DIRECTION: Determine the number of lines in the data that include the word "backplane", and write only that number.
-- -- --
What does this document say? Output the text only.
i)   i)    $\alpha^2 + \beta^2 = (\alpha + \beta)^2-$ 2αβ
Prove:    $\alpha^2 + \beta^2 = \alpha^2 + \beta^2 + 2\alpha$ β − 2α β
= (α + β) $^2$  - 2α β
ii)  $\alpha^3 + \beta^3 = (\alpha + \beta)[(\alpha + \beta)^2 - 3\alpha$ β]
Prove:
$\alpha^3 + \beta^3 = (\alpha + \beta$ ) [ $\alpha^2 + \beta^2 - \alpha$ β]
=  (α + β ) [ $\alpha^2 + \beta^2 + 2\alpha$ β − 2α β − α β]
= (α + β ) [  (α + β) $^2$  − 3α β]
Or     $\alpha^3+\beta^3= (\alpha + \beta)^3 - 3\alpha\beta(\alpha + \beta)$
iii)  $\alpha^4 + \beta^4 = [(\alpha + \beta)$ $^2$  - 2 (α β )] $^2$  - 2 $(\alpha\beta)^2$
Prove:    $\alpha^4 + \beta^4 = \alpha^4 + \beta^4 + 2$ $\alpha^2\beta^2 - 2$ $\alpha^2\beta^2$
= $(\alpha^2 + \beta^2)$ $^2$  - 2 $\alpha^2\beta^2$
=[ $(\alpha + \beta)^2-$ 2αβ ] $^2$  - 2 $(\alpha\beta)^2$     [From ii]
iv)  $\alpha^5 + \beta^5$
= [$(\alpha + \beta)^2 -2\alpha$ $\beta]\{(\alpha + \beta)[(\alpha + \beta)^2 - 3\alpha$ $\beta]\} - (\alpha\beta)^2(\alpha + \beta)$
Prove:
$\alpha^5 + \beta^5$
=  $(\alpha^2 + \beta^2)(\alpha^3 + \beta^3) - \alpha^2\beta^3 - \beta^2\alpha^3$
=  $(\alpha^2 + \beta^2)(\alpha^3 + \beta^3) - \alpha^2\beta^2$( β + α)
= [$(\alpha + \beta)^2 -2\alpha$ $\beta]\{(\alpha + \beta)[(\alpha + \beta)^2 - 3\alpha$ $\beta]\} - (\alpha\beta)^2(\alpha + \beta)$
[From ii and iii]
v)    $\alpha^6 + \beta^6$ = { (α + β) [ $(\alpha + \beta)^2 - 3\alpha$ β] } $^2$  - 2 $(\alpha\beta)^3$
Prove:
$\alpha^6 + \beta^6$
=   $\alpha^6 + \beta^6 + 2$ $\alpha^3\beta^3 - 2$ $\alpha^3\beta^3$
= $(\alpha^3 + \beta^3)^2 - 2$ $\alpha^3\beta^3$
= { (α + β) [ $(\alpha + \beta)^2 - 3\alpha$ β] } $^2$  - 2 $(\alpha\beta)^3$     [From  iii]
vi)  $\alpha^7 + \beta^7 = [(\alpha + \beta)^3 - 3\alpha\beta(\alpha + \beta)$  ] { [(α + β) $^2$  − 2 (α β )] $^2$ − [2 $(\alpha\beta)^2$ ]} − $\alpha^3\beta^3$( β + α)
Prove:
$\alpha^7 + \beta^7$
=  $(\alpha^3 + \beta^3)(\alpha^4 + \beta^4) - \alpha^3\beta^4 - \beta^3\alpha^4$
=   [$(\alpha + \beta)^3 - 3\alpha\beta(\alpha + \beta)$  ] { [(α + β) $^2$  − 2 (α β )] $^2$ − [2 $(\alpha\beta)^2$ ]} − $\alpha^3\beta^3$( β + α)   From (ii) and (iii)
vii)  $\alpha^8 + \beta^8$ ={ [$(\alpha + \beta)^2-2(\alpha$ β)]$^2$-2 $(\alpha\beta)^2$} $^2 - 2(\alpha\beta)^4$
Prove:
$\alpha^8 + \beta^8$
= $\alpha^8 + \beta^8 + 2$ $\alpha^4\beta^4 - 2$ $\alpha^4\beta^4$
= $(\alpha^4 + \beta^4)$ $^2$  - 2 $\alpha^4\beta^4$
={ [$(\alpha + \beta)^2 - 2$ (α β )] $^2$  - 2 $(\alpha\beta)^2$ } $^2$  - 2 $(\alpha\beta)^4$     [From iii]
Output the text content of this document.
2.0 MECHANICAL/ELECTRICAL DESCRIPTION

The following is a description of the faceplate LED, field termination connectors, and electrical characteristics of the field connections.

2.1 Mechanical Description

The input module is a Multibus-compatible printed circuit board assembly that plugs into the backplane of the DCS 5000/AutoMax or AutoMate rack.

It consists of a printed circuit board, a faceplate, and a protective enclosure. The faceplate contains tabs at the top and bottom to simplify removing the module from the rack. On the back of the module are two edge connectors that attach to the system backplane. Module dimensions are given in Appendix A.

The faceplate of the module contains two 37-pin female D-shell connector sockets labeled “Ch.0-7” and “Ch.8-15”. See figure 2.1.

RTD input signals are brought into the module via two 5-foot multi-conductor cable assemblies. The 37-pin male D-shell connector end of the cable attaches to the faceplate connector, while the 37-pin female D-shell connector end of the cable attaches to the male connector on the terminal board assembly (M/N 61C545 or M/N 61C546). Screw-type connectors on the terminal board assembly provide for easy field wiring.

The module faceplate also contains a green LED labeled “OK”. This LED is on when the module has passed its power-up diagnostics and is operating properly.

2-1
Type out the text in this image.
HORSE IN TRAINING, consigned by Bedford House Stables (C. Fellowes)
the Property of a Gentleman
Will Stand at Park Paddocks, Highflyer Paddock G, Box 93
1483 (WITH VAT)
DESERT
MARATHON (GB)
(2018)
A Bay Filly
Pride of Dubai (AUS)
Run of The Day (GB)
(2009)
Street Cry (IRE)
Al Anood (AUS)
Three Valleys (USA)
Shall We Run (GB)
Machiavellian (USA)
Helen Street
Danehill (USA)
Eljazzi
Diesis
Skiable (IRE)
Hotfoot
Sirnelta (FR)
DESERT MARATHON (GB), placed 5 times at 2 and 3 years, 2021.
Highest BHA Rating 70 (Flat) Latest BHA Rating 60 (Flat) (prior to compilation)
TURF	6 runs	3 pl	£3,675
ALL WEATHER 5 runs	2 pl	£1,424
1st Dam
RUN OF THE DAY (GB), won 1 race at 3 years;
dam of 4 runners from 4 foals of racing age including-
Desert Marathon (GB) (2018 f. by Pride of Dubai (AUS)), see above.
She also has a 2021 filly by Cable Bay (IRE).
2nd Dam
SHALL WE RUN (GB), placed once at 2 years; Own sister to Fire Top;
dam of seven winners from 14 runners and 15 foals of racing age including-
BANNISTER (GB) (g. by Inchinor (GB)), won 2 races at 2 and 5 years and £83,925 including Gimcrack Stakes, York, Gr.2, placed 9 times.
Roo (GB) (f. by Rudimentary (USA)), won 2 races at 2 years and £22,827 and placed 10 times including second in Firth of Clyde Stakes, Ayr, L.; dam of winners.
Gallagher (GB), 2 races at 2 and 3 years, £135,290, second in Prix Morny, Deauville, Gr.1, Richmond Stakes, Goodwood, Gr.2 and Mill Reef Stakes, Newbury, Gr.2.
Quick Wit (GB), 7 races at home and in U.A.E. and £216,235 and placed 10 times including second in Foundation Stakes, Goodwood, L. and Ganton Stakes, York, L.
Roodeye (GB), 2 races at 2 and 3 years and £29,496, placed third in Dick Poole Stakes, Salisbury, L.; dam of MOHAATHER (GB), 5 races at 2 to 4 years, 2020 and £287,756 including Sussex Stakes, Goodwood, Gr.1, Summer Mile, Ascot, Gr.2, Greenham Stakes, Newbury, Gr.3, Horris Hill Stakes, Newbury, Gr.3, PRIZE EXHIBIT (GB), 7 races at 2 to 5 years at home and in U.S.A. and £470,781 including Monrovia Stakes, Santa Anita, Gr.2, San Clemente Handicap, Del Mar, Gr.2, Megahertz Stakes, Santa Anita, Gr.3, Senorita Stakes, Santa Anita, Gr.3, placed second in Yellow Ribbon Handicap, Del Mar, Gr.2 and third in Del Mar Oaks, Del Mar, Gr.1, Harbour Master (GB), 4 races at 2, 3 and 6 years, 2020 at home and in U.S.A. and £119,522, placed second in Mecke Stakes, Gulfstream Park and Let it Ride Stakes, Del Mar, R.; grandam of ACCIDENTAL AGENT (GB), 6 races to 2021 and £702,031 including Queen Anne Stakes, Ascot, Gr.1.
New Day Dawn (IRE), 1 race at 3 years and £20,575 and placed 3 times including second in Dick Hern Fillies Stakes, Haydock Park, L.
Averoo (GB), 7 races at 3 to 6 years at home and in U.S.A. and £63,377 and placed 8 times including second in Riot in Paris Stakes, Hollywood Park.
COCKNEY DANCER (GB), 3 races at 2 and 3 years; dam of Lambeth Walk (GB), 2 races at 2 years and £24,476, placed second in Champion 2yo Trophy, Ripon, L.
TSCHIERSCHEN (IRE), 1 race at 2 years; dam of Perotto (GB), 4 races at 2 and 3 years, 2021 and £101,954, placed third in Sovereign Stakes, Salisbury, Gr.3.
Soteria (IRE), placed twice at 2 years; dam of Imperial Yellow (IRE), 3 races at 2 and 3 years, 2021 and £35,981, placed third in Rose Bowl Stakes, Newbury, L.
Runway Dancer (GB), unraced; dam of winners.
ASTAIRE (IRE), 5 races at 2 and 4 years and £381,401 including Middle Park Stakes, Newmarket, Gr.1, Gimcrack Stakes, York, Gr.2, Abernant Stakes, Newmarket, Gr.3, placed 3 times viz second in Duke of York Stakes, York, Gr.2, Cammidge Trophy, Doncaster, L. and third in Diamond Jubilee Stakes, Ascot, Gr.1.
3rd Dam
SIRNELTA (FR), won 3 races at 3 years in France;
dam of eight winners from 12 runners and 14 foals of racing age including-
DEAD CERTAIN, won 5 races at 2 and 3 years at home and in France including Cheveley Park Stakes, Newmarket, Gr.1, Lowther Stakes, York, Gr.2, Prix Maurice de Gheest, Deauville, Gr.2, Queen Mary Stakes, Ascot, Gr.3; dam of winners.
-- -- --
CORRECT OUTPUT: 2